#### [WRITTEN TASK]
In the listing below, pick out lines with "euro".
··· THE RECORDS ···
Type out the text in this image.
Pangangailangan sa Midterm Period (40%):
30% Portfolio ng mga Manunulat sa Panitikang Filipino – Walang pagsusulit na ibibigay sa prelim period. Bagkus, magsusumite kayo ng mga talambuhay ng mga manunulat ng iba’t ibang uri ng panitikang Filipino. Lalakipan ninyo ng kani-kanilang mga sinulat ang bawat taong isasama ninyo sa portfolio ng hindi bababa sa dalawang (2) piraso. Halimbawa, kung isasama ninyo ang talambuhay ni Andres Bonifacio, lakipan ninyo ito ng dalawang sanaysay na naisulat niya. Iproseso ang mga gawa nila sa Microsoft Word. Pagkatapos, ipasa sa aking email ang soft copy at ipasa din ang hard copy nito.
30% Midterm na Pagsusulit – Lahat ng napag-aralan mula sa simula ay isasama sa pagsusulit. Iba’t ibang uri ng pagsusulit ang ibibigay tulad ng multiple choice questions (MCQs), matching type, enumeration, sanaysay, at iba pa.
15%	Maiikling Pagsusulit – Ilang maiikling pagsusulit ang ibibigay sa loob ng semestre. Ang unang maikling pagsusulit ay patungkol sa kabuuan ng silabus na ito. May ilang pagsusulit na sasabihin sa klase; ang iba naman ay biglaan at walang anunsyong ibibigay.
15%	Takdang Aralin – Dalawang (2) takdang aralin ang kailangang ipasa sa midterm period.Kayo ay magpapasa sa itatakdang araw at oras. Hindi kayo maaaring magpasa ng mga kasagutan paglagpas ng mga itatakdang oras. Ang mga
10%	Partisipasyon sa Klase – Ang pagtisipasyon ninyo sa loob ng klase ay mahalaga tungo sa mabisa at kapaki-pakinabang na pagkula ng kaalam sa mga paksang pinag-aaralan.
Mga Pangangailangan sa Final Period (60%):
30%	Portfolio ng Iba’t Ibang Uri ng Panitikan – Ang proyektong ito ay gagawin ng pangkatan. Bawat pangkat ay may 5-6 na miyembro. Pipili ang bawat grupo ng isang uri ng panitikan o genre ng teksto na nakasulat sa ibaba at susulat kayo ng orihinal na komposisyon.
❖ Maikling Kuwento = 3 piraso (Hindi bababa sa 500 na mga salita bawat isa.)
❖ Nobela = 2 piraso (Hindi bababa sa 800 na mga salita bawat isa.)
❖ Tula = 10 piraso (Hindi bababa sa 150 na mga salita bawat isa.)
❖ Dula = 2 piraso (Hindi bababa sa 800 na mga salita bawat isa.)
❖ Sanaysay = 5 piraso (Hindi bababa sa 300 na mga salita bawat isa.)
···
··· THE RECORDS ···
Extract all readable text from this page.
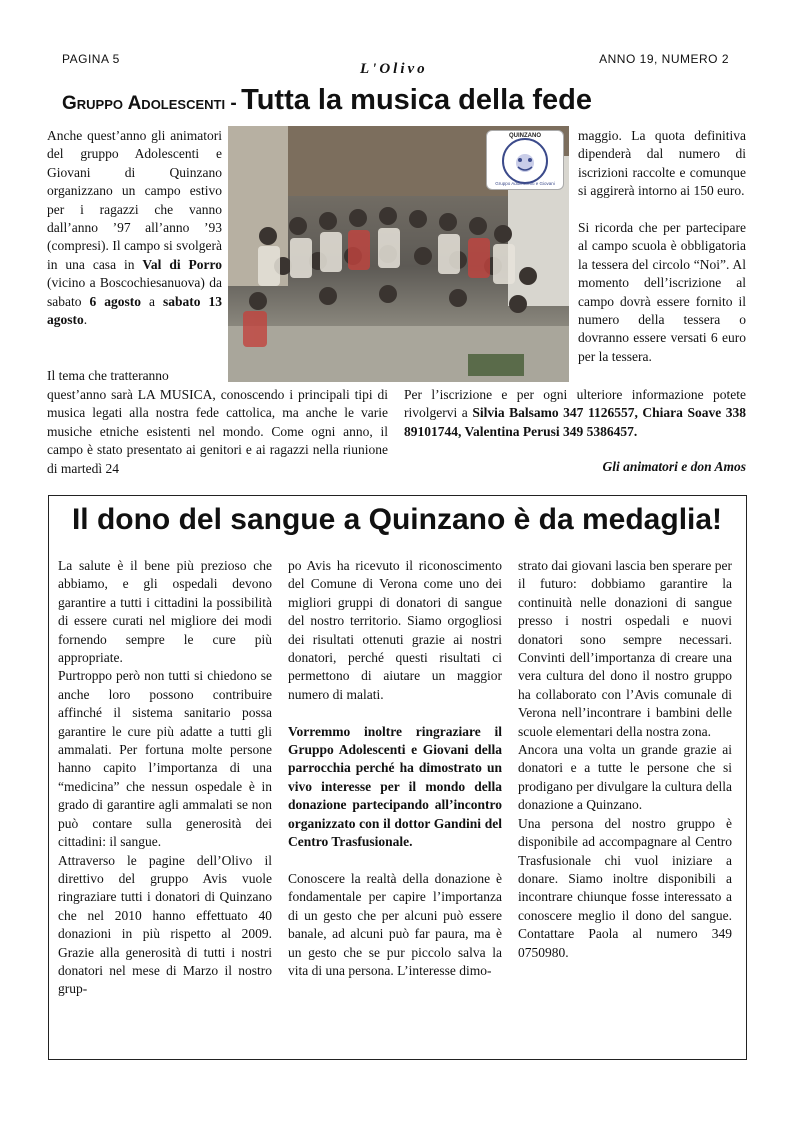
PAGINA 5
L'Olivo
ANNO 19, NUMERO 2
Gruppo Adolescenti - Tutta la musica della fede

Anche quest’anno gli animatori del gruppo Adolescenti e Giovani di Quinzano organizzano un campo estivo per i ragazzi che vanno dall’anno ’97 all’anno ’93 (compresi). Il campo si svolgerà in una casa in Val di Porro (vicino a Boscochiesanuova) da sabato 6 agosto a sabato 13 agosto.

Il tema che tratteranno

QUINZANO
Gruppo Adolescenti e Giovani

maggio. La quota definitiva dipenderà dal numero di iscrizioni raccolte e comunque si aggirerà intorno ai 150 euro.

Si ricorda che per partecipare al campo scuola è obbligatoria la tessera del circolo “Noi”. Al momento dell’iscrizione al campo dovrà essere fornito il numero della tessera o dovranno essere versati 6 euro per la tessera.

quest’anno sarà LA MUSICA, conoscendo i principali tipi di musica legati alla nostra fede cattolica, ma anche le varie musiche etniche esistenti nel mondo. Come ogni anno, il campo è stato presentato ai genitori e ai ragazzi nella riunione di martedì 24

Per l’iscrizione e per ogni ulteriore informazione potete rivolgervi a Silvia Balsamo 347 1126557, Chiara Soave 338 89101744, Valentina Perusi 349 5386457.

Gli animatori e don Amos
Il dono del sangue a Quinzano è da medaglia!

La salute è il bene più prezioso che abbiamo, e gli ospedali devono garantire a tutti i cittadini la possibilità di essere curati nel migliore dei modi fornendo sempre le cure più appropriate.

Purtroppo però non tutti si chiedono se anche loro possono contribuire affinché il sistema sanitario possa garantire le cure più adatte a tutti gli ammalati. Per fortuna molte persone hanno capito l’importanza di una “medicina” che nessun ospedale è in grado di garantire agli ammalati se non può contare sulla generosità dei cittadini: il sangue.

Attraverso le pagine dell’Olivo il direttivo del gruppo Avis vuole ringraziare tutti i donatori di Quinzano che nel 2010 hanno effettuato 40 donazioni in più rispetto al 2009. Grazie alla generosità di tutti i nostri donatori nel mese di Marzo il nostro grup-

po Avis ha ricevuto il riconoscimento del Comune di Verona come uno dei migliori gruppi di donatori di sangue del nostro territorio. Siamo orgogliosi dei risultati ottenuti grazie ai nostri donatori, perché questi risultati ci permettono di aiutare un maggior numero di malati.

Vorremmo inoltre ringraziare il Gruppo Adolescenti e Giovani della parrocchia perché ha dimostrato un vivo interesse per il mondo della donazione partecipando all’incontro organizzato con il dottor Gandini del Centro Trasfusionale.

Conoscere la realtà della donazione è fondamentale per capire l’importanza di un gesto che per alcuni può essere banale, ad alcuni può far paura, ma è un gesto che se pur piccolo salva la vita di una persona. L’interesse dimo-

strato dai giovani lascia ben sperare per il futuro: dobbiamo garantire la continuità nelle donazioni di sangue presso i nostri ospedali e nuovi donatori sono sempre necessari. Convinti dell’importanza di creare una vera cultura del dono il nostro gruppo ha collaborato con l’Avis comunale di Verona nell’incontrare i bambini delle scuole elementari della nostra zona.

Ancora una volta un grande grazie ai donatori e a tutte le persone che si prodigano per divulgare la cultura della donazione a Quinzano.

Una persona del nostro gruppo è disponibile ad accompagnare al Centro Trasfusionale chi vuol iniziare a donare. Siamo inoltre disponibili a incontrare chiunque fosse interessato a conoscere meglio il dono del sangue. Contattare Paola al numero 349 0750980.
···
#### [OUTPUT OF THE EXERCISE]
maggio. La quota definitiva dipenderà dal numero di iscrizioni raccolte e comunque si aggirerà intorno ai 150 euro.
Si ricorda che per partecipare al campo scuola è obbligatoria la tessera del circolo “Noi”. Al momento dell’iscrizione al campo dovrà essere fornito il numero della tessera o dovranno essere versati 6 euro per la tessera.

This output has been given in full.